### Your goal
Identify all lines in the listing that include the word "name", and copy them out.

- - - - -

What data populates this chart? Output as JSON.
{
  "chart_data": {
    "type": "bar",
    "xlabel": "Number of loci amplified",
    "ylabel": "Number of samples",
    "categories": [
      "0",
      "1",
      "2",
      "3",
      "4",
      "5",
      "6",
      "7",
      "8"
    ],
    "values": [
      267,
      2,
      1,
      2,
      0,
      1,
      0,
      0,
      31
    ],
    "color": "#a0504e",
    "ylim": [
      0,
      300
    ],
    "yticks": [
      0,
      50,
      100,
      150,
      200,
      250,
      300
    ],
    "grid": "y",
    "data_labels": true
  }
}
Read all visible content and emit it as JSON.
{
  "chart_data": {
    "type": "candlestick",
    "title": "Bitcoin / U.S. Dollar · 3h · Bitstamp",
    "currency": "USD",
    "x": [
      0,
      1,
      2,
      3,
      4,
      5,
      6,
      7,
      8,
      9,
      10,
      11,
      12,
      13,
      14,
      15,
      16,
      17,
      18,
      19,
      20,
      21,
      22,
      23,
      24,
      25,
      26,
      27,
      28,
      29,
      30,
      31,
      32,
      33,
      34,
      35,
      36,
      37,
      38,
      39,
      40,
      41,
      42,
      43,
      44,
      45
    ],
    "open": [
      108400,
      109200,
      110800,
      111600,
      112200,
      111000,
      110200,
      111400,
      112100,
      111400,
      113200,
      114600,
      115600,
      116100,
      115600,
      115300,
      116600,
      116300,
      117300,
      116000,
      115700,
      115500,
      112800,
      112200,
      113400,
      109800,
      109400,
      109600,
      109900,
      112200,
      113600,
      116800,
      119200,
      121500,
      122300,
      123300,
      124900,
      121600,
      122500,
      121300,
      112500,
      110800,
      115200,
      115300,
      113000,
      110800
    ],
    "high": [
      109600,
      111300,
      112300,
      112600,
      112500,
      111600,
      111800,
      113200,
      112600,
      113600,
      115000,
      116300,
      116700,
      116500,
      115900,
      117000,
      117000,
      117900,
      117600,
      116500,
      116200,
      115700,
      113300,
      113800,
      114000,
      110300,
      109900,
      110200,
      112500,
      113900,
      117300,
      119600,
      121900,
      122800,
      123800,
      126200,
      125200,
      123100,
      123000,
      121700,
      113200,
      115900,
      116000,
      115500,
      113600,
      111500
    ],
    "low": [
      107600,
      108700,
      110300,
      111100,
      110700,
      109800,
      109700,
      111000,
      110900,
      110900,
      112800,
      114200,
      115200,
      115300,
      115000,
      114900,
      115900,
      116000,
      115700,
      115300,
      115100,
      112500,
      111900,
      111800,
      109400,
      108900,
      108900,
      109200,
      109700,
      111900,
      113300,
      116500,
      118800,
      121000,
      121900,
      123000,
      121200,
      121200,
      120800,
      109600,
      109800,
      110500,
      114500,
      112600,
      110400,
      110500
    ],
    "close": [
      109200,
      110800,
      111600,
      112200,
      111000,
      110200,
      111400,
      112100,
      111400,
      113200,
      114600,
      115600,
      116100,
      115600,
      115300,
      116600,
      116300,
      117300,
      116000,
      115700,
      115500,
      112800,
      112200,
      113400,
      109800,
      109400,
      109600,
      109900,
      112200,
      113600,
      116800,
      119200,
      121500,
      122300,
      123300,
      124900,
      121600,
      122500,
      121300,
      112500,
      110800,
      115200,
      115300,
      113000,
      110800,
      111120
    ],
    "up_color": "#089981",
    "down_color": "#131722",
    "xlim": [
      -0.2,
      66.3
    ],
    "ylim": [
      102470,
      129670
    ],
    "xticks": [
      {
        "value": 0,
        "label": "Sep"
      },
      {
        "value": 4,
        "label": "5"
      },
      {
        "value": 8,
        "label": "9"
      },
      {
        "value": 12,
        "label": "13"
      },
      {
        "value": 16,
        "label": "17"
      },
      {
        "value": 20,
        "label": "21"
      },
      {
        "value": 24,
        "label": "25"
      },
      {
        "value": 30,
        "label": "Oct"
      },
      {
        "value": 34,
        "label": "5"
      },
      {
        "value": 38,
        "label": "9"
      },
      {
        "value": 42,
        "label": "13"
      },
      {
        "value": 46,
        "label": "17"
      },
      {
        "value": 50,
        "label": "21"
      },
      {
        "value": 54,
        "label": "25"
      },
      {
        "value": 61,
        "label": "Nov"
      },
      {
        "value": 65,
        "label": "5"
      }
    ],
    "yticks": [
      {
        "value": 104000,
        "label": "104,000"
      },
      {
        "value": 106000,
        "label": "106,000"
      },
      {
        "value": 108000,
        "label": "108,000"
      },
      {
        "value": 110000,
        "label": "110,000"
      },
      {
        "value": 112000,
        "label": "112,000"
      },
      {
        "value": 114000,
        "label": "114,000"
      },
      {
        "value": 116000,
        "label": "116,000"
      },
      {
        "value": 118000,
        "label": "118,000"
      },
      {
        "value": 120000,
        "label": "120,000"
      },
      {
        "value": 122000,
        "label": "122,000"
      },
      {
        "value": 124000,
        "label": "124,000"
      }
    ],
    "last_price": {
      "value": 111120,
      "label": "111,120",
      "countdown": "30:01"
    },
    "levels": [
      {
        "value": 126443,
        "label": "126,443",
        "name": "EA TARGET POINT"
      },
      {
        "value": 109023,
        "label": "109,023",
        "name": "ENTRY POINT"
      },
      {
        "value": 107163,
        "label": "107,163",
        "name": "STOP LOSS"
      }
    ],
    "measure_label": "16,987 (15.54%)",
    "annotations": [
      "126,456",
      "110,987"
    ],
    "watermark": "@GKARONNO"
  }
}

- - - - -

### Response to this task
        "name": "EA TARGET POINT"
        "name": "ENTRY POINT"
        "name": "STOP LOSS"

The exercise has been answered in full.